===== Information provided

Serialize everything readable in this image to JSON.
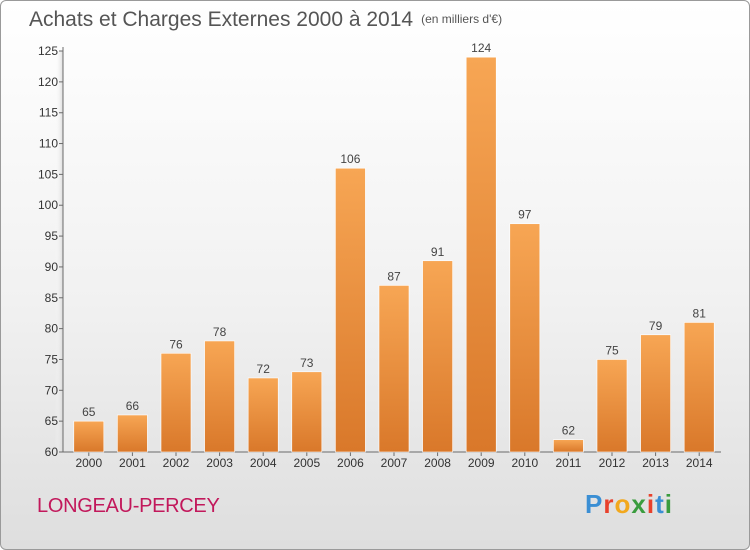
{
  "header": {
    "title": "Achats et Charges Externes 2000 à 2014",
    "unit": "(en milliers d'€)"
  },
  "footer": {
    "city": "LONGEAU-PERCEY",
    "logo": "Proxiti"
  },
  "colors": {
    "bar_light": "#f7a654",
    "bar_dark": "#d9782a",
    "logo": [
      "#3b8fd4",
      "#e8412c",
      "#f2a81d",
      "#3a9c3e",
      "#e8412c",
      "#3b8fd4",
      "#3a9c3e"
    ]
  },
  "chart_data": {
    "type": "bar",
    "title": "Achats et Charges Externes 2000 à 2014",
    "categories": [
      "2000",
      "2001",
      "2002",
      "2003",
      "2004",
      "2005",
      "2006",
      "2007",
      "2008",
      "2009",
      "2010",
      "2011",
      "2012",
      "2013",
      "2014"
    ],
    "values": [
      65,
      66,
      76,
      78,
      72,
      73,
      106,
      87,
      91,
      124,
      97,
      62,
      75,
      79,
      81
    ],
    "ylim": [
      60,
      125
    ],
    "yticks": [
      60,
      65,
      70,
      75,
      80,
      85,
      90,
      95,
      100,
      105,
      110,
      115,
      120,
      125
    ],
    "grid": false,
    "xlabel": "",
    "ylabel": ""
  }
}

==========

*Brief*
Your task is to return the entries above exactly, with no pictures.

*The completed task*
Serialize everything readable in this image to JSON.
{
  "header": {
    "title": "Achats et Charges Externes 2000 à 2014",
    "unit": "(en milliers d'€)"
  },
  "footer": {
    "city": "LONGEAU-PERCEY",
    "logo": "Proxiti"
  },
  "colors": {
    "bar_light": "#f7a654",
    "bar_dark": "#d9782a",
    "logo": [
      "#3b8fd4",
      "#e8412c",
      "#f2a81d",
      "#3a9c3e",
      "#e8412c",
      "#3b8fd4",
      "#3a9c3e"
    ]
  },
  "chart_data": {
    "type": "bar",
    "title": "Achats et Charges Externes 2000 à 2014",
    "categories": [
      "2000",
      "2001",
      "2002",
      "2003",
      "2004",
      "2005",
      "2006",
      "2007",
      "2008",
      "2009",
      "2010",
      "2011",
      "2012",
      "2013",
      "2014"
    ],
    "values": [
      65,
      66,
      76,
      78,
      72,
      73,
      106,
      87,
      91,
      124,
      97,
      62,
      75,
      79,
      81
    ],
    "ylim": [
      60,
      125
    ],
    "yticks": [
      60,
      65,
      70,
      75,
      80,
      85,
      90,
      95,
      100,
      105,
      110,
      115,
      120,
      125
    ],
    "grid": false,
    "xlabel": "",
    "ylabel": ""
  }
}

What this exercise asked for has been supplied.